Exercise objective:
Copy the lines that follow, keeping every character the same.
━━━━━━━━━━━━━━━━
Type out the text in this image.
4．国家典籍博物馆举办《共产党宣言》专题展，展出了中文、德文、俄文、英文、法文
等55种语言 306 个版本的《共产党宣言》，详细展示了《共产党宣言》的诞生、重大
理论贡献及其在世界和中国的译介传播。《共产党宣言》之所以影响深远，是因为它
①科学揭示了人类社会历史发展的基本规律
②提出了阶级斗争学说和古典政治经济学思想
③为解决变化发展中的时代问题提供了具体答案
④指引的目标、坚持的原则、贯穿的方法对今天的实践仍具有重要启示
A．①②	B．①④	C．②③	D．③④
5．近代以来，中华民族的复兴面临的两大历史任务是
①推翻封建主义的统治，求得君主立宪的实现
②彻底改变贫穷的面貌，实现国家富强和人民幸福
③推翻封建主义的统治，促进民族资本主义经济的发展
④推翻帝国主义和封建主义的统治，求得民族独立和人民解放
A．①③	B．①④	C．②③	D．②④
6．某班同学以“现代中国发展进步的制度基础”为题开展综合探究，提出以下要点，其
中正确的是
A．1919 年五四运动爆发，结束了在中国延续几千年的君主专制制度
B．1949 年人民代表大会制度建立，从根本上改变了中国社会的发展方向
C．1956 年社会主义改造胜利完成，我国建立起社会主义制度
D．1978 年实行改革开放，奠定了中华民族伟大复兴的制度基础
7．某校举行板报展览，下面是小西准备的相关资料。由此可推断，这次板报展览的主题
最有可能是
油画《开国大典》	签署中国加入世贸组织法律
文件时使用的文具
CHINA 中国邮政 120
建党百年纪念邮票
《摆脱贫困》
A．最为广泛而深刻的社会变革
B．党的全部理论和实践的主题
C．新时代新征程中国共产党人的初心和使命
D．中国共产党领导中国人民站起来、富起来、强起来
━━━━━━━━━━━━━━━━
Expected answer:
Type out the text in this image.
4．国家典籍博物馆举办《共产党宣言》专题展，展出了中文、德文、俄文、英文、法文
等55种语言 306 个版本的《共产党宣言》，详细展示了《共产党宣言》的诞生、重大
理论贡献及其在世界和中国的译介传播。《共产党宣言》之所以影响深远，是因为它
①科学揭示了人类社会历史发展的基本规律
②提出了阶级斗争学说和古典政治经济学思想
③为解决变化发展中的时代问题提供了具体答案
④指引的目标、坚持的原则、贯穿的方法对今天的实践仍具有重要启示
A．①②	B．①④	C．②③	D．③④
5．近代以来，中华民族的复兴面临的两大历史任务是
①推翻封建主义的统治，求得君主立宪的实现
②彻底改变贫穷的面貌，实现国家富强和人民幸福
③推翻封建主义的统治，促进民族资本主义经济的发展
④推翻帝国主义和封建主义的统治，求得民族独立和人民解放
A．①③	B．①④	C．②③	D．②④
6．某班同学以“现代中国发展进步的制度基础”为题开展综合探究，提出以下要点，其
中正确的是
A．1919 年五四运动爆发，结束了在中国延续几千年的君主专制制度
B．1949 年人民代表大会制度建立，从根本上改变了中国社会的发展方向
C．1956 年社会主义改造胜利完成，我国建立起社会主义制度
D．1978 年实行改革开放，奠定了中华民族伟大复兴的制度基础
7．某校举行板报展览，下面是小西准备的相关资料。由此可推断，这次板报展览的主题
最有可能是
油画《开国大典》	签署中国加入世贸组织法律
文件时使用的文具
CHINA 中国邮政 120
建党百年纪念邮票
《摆脱贫困》
A．最为广泛而深刻的社会变革
B．党的全部理论和实践的主题
C．新时代新征程中国共产党人的初心和使命
D．中国共产党领导中国人民站起来、富起来、强起来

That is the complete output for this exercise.